> [EXERCISE]
Provide an exact reproduction of every entry.

> [EXTRACTED ENTRIES]

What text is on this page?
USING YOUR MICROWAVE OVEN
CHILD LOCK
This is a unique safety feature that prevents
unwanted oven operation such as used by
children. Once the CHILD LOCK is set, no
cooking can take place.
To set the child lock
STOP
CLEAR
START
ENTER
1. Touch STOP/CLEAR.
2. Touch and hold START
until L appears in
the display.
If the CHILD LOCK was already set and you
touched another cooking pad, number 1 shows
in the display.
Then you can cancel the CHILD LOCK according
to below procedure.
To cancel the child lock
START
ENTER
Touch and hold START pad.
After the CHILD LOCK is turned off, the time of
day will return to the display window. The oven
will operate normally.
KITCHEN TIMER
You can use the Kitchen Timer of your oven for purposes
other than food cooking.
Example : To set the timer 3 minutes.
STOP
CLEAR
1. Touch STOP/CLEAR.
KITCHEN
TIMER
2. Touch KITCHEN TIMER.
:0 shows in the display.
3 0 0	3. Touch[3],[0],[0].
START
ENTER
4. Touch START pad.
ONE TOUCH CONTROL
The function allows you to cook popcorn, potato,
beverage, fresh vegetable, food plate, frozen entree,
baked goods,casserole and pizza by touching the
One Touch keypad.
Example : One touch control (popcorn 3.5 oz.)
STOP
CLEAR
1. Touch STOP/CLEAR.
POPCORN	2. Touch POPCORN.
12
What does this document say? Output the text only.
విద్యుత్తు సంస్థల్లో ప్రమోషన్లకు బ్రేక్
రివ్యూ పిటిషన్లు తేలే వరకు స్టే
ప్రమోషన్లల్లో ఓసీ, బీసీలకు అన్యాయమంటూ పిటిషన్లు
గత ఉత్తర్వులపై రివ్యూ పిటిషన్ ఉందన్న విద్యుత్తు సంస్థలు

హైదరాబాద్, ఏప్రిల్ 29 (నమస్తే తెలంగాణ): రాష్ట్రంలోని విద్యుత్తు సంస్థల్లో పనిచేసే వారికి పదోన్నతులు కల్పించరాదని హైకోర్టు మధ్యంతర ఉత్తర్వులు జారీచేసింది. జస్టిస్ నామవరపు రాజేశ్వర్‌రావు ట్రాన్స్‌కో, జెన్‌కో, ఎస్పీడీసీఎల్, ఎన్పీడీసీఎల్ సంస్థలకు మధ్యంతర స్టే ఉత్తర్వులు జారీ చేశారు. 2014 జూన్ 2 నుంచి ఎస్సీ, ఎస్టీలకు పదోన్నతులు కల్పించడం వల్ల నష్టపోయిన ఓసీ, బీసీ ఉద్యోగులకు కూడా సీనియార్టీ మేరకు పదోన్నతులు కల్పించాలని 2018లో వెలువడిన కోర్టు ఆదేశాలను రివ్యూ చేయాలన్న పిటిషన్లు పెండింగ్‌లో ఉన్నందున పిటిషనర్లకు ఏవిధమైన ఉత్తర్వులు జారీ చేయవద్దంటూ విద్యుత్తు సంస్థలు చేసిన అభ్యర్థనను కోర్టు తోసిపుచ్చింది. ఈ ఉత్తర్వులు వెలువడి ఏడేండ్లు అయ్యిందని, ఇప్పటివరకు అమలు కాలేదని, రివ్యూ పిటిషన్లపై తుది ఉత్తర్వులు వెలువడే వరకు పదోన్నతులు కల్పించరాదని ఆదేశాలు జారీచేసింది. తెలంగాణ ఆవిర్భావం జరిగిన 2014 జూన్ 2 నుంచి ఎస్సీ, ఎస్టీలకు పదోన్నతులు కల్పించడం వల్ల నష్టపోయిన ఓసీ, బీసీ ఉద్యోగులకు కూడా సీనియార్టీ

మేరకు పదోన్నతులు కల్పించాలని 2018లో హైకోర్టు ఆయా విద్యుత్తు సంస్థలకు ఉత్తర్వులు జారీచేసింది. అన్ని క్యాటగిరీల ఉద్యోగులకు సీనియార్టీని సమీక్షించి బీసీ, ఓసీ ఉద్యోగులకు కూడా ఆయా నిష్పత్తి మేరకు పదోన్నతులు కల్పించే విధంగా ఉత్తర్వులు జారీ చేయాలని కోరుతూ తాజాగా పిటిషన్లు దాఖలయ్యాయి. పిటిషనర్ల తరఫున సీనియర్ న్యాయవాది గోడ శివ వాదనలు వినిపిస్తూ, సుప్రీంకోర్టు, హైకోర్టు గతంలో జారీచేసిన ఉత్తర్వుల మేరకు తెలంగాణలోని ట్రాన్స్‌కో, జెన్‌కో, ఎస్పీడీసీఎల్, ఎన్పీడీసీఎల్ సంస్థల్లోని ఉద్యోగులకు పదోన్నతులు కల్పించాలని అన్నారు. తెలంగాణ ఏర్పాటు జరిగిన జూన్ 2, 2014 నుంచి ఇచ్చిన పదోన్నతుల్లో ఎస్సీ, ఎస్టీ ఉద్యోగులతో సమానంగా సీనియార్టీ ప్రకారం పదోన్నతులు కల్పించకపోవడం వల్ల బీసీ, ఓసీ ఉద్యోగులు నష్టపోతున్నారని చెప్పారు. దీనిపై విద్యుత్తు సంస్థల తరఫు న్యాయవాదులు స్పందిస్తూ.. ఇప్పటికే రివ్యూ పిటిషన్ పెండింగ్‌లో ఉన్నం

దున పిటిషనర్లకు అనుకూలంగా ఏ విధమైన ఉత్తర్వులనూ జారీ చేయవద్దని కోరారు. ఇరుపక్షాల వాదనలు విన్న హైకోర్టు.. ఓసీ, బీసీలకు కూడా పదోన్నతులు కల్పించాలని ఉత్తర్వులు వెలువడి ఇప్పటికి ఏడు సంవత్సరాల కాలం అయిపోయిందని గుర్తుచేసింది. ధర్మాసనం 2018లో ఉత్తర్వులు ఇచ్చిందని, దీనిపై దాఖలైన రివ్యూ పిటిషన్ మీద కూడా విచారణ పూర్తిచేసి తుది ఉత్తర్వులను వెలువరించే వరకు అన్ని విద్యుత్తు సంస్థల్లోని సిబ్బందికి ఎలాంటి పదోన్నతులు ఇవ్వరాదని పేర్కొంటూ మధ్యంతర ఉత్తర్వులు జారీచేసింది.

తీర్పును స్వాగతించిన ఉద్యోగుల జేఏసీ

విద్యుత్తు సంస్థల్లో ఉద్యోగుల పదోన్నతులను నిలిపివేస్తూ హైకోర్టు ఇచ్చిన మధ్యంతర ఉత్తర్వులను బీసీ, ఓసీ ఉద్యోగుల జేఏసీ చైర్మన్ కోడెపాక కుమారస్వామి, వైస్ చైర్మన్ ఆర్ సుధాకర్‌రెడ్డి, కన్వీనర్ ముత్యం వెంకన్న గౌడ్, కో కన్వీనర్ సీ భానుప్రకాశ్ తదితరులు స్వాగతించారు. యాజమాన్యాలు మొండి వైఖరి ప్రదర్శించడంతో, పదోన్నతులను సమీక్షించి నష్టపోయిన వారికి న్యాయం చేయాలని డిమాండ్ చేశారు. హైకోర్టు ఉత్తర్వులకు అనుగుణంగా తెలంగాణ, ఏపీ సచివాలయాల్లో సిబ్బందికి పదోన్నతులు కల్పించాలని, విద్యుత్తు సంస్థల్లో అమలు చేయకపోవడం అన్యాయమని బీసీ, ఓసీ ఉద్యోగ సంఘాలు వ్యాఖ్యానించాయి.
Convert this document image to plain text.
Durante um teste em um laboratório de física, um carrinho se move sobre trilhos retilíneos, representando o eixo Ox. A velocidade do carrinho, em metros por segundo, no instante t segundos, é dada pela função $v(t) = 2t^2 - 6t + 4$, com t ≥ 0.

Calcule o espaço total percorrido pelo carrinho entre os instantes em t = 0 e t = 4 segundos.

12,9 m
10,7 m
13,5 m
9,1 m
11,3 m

> [WRITTEN SOLUTION]
What text is on this page?
USING YOUR MICROWAVE OVEN
CHILD LOCK
This is a unique safety feature that prevents
unwanted oven operation such as used by
children. Once the CHILD LOCK is set, no
cooking can take place.
To set the child lock
STOP
CLEAR
START
ENTER
1. Touch STOP/CLEAR.
2. Touch and hold START
until L appears in
the display.
If the CHILD LOCK was already set and you
touched another cooking pad, number 1 shows
in the display.
Then you can cancel the CHILD LOCK according
to below procedure.
To cancel the child lock
START
ENTER
Touch and hold START pad.
After the CHILD LOCK is turned off, the time of
day will return to the display window. The oven
will operate normally.
KITCHEN TIMER
You can use the Kitchen Timer of your oven for purposes
other than food cooking.
Example : To set the timer 3 minutes.
STOP
CLEAR
1. Touch STOP/CLEAR.
KITCHEN
TIMER
2. Touch KITCHEN TIMER.
:0 shows in the display.
3 0 0	3. Touch[3],[0],[0].
START
ENTER
4. Touch START pad.
ONE TOUCH CONTROL
The function allows you to cook popcorn, potato,
beverage, fresh vegetable, food plate, frozen entree,
baked goods,casserole and pizza by touching the
One Touch keypad.
Example : One touch control (popcorn 3.5 oz.)
STOP
CLEAR
1. Touch STOP/CLEAR.
POPCORN	2. Touch POPCORN.
12
What does this document say? Output the text only.
విద్యుత్తు సంస్థల్లో ప్రమోషన్లకు బ్రేక్
రివ్యూ పిటిషన్లు తేలే వరకు స్టే
ప్రమోషన్లల్లో ఓసీ, బీసీలకు అన్యాయమంటూ పిటిషన్లు
గత ఉత్తర్వులపై రివ్యూ పిటిషన్ ఉందన్న విద్యుత్తు సంస్థలు

హైదరాబాద్, ఏప్రిల్ 29 (నమస్తే తెలంగాణ): రాష్ట్రంలోని విద్యుత్తు సంస్థల్లో పనిచేసే వారికి పదోన్నతులు కల్పించరాదని హైకోర్టు మధ్యంతర ఉత్తర్వులు జారీచేసింది. జస్టిస్ నామవరపు రాజేశ్వర్‌రావు ట్రాన్స్‌కో, జెన్‌కో, ఎస్పీడీసీఎల్, ఎన్పీడీసీఎల్ సంస్థలకు మధ్యంతర స్టే ఉత్తర్వులు జారీ చేశారు. 2014 జూన్ 2 నుంచి ఎస్సీ, ఎస్టీలకు పదోన్నతులు కల్పించడం వల్ల నష్టపోయిన ఓసీ, బీసీ ఉద్యోగులకు కూడా సీనియార్టీ మేరకు పదోన్నతులు కల్పించాలని 2018లో వెలువడిన కోర్టు ఆదేశాలను రివ్యూ చేయాలన్న పిటిషన్లు పెండింగ్‌లో ఉన్నందున పిటిషనర్లకు ఏవిధమైన ఉత్తర్వులు జారీ చేయవద్దంటూ విద్యుత్తు సంస్థలు చేసిన అభ్యర్థనను కోర్టు తోసిపుచ్చింది. ఈ ఉత్తర్వులు వెలువడి ఏడేండ్లు అయ్యిందని, ఇప్పటివరకు అమలు కాలేదని, రివ్యూ పిటిషన్లపై తుది ఉత్తర్వులు వెలువడే వరకు పదోన్నతులు కల్పించరాదని ఆదేశాలు జారీచేసింది. తెలంగాణ ఆవిర్భావం జరిగిన 2014 జూన్ 2 నుంచి ఎస్సీ, ఎస్టీలకు పదోన్నతులు కల్పించడం వల్ల నష్టపోయిన ఓసీ, బీసీ ఉద్యోగులకు కూడా సీనియార్టీ

మేరకు పదోన్నతులు కల్పించాలని 2018లో హైకోర్టు ఆయా విద్యుత్తు సంస్థలకు ఉత్తర్వులు జారీచేసింది. అన్ని క్యాటగిరీల ఉద్యోగులకు సీనియార్టీని సమీక్షించి బీసీ, ఓసీ ఉద్యోగులకు కూడా ఆయా నిష్పత్తి మేరకు పదోన్నతులు కల్పించే విధంగా ఉత్తర్వులు జారీ చేయాలని కోరుతూ తాజాగా పిటిషన్లు దాఖలయ్యాయి. పిటిషనర్ల తరఫున సీనియర్ న్యాయవాది గోడ శివ వాదనలు వినిపిస్తూ, సుప్రీంకోర్టు, హైకోర్టు గతంలో జారీచేసిన ఉత్తర్వుల మేరకు తెలంగాణలోని ట్రాన్స్‌కో, జెన్‌కో, ఎస్పీడీసీఎల్, ఎన్పీడీసీఎల్ సంస్థల్లోని ఉద్యోగులకు పదోన్నతులు కల్పించాలని అన్నారు. తెలంగాణ ఏర్పాటు జరిగిన జూన్ 2, 2014 నుంచి ఇచ్చిన పదోన్నతుల్లో ఎస్సీ, ఎస్టీ ఉద్యోగులతో సమానంగా సీనియార్టీ ప్రకారం పదోన్నతులు కల్పించకపోవడం వల్ల బీసీ, ఓసీ ఉద్యోగులు నష్టపోతున్నారని చెప్పారు. దీనిపై విద్యుత్తు సంస్థల తరఫు న్యాయవాదులు స్పందిస్తూ.. ఇప్పటికే రివ్యూ పిటిషన్ పెండింగ్‌లో ఉన్నం

దున పిటిషనర్లకు అనుకూలంగా ఏ విధమైన ఉత్తర్వులనూ జారీ చేయవద్దని కోరారు. ఇరుపక్షాల వాదనలు విన్న హైకోర్టు.. ఓసీ, బీసీలకు కూడా పదోన్నతులు కల్పించాలని ఉత్తర్వులు వెలువడి ఇప్పటికి ఏడు సంవత్సరాల కాలం అయిపోయిందని గుర్తుచేసింది. ధర్మాసనం 2018లో ఉత్తర్వులు ఇచ్చిందని, దీనిపై దాఖలైన రివ్యూ పిటిషన్ మీద కూడా విచారణ పూర్తిచేసి తుది ఉత్తర్వులను వెలువరించే వరకు అన్ని విద్యుత్తు సంస్థల్లోని సిబ్బందికి ఎలాంటి పదోన్నతులు ఇవ్వరాదని పేర్కొంటూ మధ్యంతర ఉత్తర్వులు జారీచేసింది.

తీర్పును స్వాగతించిన ఉద్యోగుల జేఏసీ

విద్యుత్తు సంస్థల్లో ఉద్యోగుల పదోన్నతులను నిలిపివేస్తూ హైకోర్టు ఇచ్చిన మధ్యంతర ఉత్తర్వులను బీసీ, ఓసీ ఉద్యోగుల జేఏసీ చైర్మన్ కోడెపాక కుమారస్వామి, వైస్ చైర్మన్ ఆర్ సుధాకర్‌రెడ్డి, కన్వీనర్ ముత్యం వెంకన్న గౌడ్, కో కన్వీనర్ సీ భానుప్రకాశ్ తదితరులు స్వాగతించారు. యాజమాన్యాలు మొండి వైఖరి ప్రదర్శించడంతో, పదోన్నతులను సమీక్షించి నష్టపోయిన వారికి న్యాయం చేయాలని డిమాండ్ చేశారు. హైకోర్టు ఉత్తర్వులకు అనుగుణంగా తెలంగాణ, ఏపీ సచివాలయాల్లో సిబ్బందికి పదోన్నతులు కల్పించాలని, విద్యుత్తు సంస్థల్లో అమలు చేయకపోవడం అన్యాయమని బీసీ, ఓసీ ఉద్యోగ సంఘాలు వ్యాఖ్యానించాయి.
Convert this document image to plain text.
Durante um teste em um laboratório de física, um carrinho se move sobre trilhos retilíneos, representando o eixo Ox. A velocidade do carrinho, em metros por segundo, no instante t segundos, é dada pela função $v(t) = 2t^2 - 6t + 4$, com t ≥ 0.

Calcule o espaço total percorrido pelo carrinho entre os instantes em t = 0 e t = 4 segundos.

12,9 m
10,7 m
13,5 m
9,1 m
11,3 m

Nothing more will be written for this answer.